Data excerpts:
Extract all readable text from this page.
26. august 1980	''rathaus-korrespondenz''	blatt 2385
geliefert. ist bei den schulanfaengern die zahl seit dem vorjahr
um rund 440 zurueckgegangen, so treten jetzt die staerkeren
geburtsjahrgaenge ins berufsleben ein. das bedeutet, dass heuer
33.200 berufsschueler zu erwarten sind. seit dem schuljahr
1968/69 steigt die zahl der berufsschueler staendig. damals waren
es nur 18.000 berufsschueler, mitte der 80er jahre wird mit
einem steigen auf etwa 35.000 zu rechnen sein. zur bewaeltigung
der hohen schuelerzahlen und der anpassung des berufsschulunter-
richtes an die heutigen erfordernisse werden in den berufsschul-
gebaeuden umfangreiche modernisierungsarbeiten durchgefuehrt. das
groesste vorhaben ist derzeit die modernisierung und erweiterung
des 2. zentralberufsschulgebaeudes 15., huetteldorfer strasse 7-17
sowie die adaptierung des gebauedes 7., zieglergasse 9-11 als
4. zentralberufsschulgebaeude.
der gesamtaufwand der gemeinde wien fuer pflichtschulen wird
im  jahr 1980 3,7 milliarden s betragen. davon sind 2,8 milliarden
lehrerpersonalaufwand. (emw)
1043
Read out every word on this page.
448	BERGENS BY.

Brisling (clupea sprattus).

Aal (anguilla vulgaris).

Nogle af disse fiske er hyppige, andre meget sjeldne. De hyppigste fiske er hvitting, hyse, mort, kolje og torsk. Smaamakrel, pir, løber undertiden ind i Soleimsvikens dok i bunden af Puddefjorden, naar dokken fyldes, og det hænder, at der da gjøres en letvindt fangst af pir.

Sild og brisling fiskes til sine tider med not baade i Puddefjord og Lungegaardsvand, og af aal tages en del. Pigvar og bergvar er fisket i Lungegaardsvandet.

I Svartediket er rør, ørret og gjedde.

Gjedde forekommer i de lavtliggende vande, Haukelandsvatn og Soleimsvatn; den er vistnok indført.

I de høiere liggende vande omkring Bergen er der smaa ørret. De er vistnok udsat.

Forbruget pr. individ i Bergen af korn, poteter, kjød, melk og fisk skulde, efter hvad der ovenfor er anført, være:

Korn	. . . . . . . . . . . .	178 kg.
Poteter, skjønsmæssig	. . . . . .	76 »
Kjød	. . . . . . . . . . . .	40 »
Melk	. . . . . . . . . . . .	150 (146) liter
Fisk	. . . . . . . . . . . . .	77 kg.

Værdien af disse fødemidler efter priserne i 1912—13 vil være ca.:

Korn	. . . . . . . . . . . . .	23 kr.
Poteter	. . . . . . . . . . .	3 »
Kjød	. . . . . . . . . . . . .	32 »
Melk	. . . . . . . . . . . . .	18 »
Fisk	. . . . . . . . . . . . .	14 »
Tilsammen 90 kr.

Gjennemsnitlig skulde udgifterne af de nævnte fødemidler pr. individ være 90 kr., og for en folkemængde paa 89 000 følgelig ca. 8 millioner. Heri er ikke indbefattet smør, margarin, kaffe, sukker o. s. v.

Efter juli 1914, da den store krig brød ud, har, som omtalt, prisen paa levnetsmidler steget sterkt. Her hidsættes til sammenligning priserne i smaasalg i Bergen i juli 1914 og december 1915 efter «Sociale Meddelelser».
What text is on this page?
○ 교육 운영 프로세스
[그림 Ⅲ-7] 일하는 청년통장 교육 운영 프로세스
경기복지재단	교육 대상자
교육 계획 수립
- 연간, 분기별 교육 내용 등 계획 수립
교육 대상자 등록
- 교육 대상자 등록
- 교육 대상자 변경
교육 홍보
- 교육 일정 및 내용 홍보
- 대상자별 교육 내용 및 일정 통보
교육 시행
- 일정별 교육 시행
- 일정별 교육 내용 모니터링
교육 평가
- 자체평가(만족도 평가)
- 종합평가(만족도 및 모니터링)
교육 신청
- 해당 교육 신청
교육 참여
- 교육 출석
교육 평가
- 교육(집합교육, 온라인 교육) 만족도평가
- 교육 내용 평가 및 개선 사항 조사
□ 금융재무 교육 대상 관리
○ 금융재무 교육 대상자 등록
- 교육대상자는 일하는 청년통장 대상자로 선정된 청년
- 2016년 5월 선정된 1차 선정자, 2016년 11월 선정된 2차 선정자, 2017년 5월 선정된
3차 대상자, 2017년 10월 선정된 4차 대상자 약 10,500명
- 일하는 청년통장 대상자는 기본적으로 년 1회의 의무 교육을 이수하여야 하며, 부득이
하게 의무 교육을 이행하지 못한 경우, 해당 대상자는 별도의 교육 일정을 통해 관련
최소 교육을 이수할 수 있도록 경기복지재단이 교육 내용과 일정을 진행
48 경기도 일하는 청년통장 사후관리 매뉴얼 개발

> **Work required**: Write every line of the material above again, exactly.

> **Problem solution**:
Extract all readable text from this page.
26. august 1980	''rathaus-korrespondenz''	blatt 2385
geliefert. ist bei den schulanfaengern die zahl seit dem vorjahr
um rund 440 zurueckgegangen, so treten jetzt die staerkeren
geburtsjahrgaenge ins berufsleben ein. das bedeutet, dass heuer
33.200 berufsschueler zu erwarten sind. seit dem schuljahr
1968/69 steigt die zahl der berufsschueler staendig. damals waren
es nur 18.000 berufsschueler, mitte der 80er jahre wird mit
einem steigen auf etwa 35.000 zu rechnen sein. zur bewaeltigung
der hohen schuelerzahlen und der anpassung des berufsschulunter-
richtes an die heutigen erfordernisse werden in den berufsschul-
gebaeuden umfangreiche modernisierungsarbeiten durchgefuehrt. das
groesste vorhaben ist derzeit die modernisierung und erweiterung
des 2. zentralberufsschulgebaeudes 15., huetteldorfer strasse 7-17
sowie die adaptierung des gebauedes 7., zieglergasse 9-11 als
4. zentralberufsschulgebaeude.
der gesamtaufwand der gemeinde wien fuer pflichtschulen wird
im  jahr 1980 3,7 milliarden s betragen. davon sind 2,8 milliarden
lehrerpersonalaufwand. (emw)
1043
Read out every word on this page.
448	BERGENS BY.

Brisling (clupea sprattus).

Aal (anguilla vulgaris).

Nogle af disse fiske er hyppige, andre meget sjeldne. De hyppigste fiske er hvitting, hyse, mort, kolje og torsk. Smaamakrel, pir, løber undertiden ind i Soleimsvikens dok i bunden af Puddefjorden, naar dokken fyldes, og det hænder, at der da gjøres en letvindt fangst af pir.

Sild og brisling fiskes til sine tider med not baade i Puddefjord og Lungegaardsvand, og af aal tages en del. Pigvar og bergvar er fisket i Lungegaardsvandet.

I Svartediket er rør, ørret og gjedde.

Gjedde forekommer i de lavtliggende vande, Haukelandsvatn og Soleimsvatn; den er vistnok indført.

I de høiere liggende vande omkring Bergen er der smaa ørret. De er vistnok udsat.

Forbruget pr. individ i Bergen af korn, poteter, kjød, melk og fisk skulde, efter hvad der ovenfor er anført, være:

Korn	. . . . . . . . . . . .	178 kg.
Poteter, skjønsmæssig	. . . . . .	76 »
Kjød	. . . . . . . . . . . .	40 »
Melk	. . . . . . . . . . . .	150 (146) liter
Fisk	. . . . . . . . . . . . .	77 kg.

Værdien af disse fødemidler efter priserne i 1912—13 vil være ca.:

Korn	. . . . . . . . . . . . .	23 kr.
Poteter	. . . . . . . . . . .	3 »
Kjød	. . . . . . . . . . . . .	32 »
Melk	. . . . . . . . . . . . .	18 »
Fisk	. . . . . . . . . . . . .	14 »
Tilsammen 90 kr.

Gjennemsnitlig skulde udgifterne af de nævnte fødemidler pr. individ være 90 kr., og for en folkemængde paa 89 000 følgelig ca. 8 millioner. Heri er ikke indbefattet smør, margarin, kaffe, sukker o. s. v.

Efter juli 1914, da den store krig brød ud, har, som omtalt, prisen paa levnetsmidler steget sterkt. Her hidsættes til sammenligning priserne i smaasalg i Bergen i juli 1914 og december 1915 efter «Sociale Meddelelser».
What text is on this page?
○ 교육 운영 프로세스
[그림 Ⅲ-7] 일하는 청년통장 교육 운영 프로세스
경기복지재단	교육 대상자
교육 계획 수립
- 연간, 분기별 교육 내용 등 계획 수립
교육 대상자 등록
- 교육 대상자 등록
- 교육 대상자 변경
교육 홍보
- 교육 일정 및 내용 홍보
- 대상자별 교육 내용 및 일정 통보
교육 시행
- 일정별 교육 시행
- 일정별 교육 내용 모니터링
교육 평가
- 자체평가(만족도 평가)
- 종합평가(만족도 및 모니터링)
교육 신청
- 해당 교육 신청
교육 참여
- 교육 출석
교육 평가
- 교육(집합교육, 온라인 교육) 만족도평가
- 교육 내용 평가 및 개선 사항 조사
□ 금융재무 교육 대상 관리
○ 금융재무 교육 대상자 등록
- 교육대상자는 일하는 청년통장 대상자로 선정된 청년
- 2016년 5월 선정된 1차 선정자, 2016년 11월 선정된 2차 선정자, 2017년 5월 선정된
3차 대상자, 2017년 10월 선정된 4차 대상자 약 10,500명
- 일하는 청년통장 대상자는 기본적으로 년 1회의 의무 교육을 이수하여야 하며, 부득이
하게 의무 교육을 이행하지 못한 경우, 해당 대상자는 별도의 교육 일정을 통해 관련
최소 교육을 이수할 수 있도록 경기복지재단이 교육 내용과 일정을 진행
48 경기도 일하는 청년통장 사후관리 매뉴얼 개발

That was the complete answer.